WHAT YOU WILL DO:
Please reproduce every record, keeping each one exactly as written.

Items from a figure collection:

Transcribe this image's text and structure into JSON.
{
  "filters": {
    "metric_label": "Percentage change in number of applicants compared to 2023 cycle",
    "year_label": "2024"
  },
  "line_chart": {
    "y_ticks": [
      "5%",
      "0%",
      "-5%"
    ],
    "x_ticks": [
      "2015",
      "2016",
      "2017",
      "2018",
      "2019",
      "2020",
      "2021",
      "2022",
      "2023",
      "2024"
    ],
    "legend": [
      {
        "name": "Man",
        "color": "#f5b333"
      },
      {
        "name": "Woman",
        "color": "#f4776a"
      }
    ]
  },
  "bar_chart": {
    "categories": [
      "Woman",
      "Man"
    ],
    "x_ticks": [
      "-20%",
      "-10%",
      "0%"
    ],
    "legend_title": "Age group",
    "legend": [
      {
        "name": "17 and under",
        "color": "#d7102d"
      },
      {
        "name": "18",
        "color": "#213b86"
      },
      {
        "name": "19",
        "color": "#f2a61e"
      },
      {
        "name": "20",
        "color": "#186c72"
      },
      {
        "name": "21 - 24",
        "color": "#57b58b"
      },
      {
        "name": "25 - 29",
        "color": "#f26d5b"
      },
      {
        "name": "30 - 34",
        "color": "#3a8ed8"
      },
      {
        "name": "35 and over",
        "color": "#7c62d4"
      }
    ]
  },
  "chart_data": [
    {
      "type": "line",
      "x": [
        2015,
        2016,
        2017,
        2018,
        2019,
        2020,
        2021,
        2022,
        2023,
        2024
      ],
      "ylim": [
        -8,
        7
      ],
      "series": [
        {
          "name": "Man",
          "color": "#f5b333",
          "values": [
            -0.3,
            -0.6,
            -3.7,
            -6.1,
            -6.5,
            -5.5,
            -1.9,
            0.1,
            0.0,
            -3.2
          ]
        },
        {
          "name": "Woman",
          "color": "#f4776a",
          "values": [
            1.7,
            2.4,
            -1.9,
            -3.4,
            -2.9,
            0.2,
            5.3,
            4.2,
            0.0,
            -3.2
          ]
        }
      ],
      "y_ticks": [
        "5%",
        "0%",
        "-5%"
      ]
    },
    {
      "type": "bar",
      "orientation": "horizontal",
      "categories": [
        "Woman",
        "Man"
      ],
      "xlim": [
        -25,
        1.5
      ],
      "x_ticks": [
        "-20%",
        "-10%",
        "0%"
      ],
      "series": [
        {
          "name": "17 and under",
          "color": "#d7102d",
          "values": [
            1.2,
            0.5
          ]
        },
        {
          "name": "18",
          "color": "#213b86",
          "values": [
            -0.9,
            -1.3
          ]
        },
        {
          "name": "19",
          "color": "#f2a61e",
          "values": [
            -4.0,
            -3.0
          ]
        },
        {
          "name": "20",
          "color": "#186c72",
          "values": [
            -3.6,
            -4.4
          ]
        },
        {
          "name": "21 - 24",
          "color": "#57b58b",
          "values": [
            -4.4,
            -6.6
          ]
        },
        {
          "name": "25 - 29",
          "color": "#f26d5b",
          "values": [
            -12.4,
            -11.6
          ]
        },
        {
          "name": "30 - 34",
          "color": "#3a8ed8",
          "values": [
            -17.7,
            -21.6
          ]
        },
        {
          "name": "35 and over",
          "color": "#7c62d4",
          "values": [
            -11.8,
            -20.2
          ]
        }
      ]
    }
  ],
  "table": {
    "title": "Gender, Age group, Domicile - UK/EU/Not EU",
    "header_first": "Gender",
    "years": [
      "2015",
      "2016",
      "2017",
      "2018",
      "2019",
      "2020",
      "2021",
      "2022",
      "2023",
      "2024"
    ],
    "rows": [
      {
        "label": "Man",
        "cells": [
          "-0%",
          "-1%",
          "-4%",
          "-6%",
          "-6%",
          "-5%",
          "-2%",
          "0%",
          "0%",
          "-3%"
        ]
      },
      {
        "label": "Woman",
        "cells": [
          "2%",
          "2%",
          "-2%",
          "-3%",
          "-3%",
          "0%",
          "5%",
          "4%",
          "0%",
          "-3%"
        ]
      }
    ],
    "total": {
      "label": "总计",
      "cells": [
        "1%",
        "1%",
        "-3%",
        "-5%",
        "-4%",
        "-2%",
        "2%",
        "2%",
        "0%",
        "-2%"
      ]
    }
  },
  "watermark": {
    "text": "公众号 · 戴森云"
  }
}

RESULT OF THIS EXERCISE:
Transcribe this image's text and structure into JSON.
{
  "filters": {
    "metric_label": "Percentage change in number of applicants compared to 2023 cycle",
    "year_label": "2024"
  },
  "line_chart": {
    "y_ticks": [
      "5%",
      "0%",
      "-5%"
    ],
    "x_ticks": [
      "2015",
      "2016",
      "2017",
      "2018",
      "2019",
      "2020",
      "2021",
      "2022",
      "2023",
      "2024"
    ],
    "legend": [
      {
        "name": "Man",
        "color": "#f5b333"
      },
      {
        "name": "Woman",
        "color": "#f4776a"
      }
    ]
  },
  "bar_chart": {
    "categories": [
      "Woman",
      "Man"
    ],
    "x_ticks": [
      "-20%",
      "-10%",
      "0%"
    ],
    "legend_title": "Age group",
    "legend": [
      {
        "name": "17 and under",
        "color": "#d7102d"
      },
      {
        "name": "18",
        "color": "#213b86"
      },
      {
        "name": "19",
        "color": "#f2a61e"
      },
      {
        "name": "20",
        "color": "#186c72"
      },
      {
        "name": "21 - 24",
        "color": "#57b58b"
      },
      {
        "name": "25 - 29",
        "color": "#f26d5b"
      },
      {
        "name": "30 - 34",
        "color": "#3a8ed8"
      },
      {
        "name": "35 and over",
        "color": "#7c62d4"
      }
    ]
  },
  "chart_data": [
    {
      "type": "line",
      "x": [
        2015,
        2016,
        2017,
        2018,
        2019,
        2020,
        2021,
        2022,
        2023,
        2024
      ],
      "ylim": [
        -8,
        7
      ],
      "series": [
        {
          "name": "Man",
          "color": "#f5b333",
          "values": [
            -0.3,
            -0.6,
            -3.7,
            -6.1,
            -6.5,
            -5.5,
            -1.9,
            0.1,
            0.0,
            -3.2
          ]
        },
        {
          "name": "Woman",
          "color": "#f4776a",
          "values": [
            1.7,
            2.4,
            -1.9,
            -3.4,
            -2.9,
            0.2,
            5.3,
            4.2,
            0.0,
            -3.2
          ]
        }
      ],
      "y_ticks": [
        "5%",
        "0%",
        "-5%"
      ]
    },
    {
      "type": "bar",
      "orientation": "horizontal",
      "categories": [
        "Woman",
        "Man"
      ],
      "xlim": [
        -25,
        1.5
      ],
      "x_ticks": [
        "-20%",
        "-10%",
        "0%"
      ],
      "series": [
        {
          "name": "17 and under",
          "color": "#d7102d",
          "values": [
            1.2,
            0.5
          ]
        },
        {
          "name": "18",
          "color": "#213b86",
          "values": [
            -0.9,
            -1.3
          ]
        },
        {
          "name": "19",
          "color": "#f2a61e",
          "values": [
            -4.0,
            -3.0
          ]
        },
        {
          "name": "20",
          "color": "#186c72",
          "values": [
            -3.6,
            -4.4
          ]
        },
        {
          "name": "21 - 24",
          "color": "#57b58b",
          "values": [
            -4.4,
            -6.6
          ]
        },
        {
          "name": "25 - 29",
          "color": "#f26d5b",
          "values": [
            -12.4,
            -11.6
          ]
        },
        {
          "name": "30 - 34",
          "color": "#3a8ed8",
          "values": [
            -17.7,
            -21.6
          ]
        },
        {
          "name": "35 and over",
          "color": "#7c62d4",
          "values": [
            -11.8,
            -20.2
          ]
        }
      ]
    }
  ],
  "table": {
    "title": "Gender, Age group, Domicile - UK/EU/Not EU",
    "header_first": "Gender",
    "years": [
      "2015",
      "2016",
      "2017",
      "2018",
      "2019",
      "2020",
      "2021",
      "2022",
      "2023",
      "2024"
    ],
    "rows": [
      {
        "label": "Man",
        "cells": [
          "-0%",
          "-1%",
          "-4%",
          "-6%",
          "-6%",
          "-5%",
          "-2%",
          "0%",
          "0%",
          "-3%"
        ]
      },
      {
        "label": "Woman",
        "cells": [
          "2%",
          "2%",
          "-2%",
          "-3%",
          "-3%",
          "0%",
          "5%",
          "4%",
          "0%",
          "-3%"
        ]
      }
    ],
    "total": {
      "label": "总计",
      "cells": [
        "1%",
        "1%",
        "-3%",
        "-5%",
        "-4%",
        "-2%",
        "2%",
        "2%",
        "0%",
        "-2%"
      ]
    }
  },
  "watermark": {
    "text": "公众号 · 戴森云"
  }
}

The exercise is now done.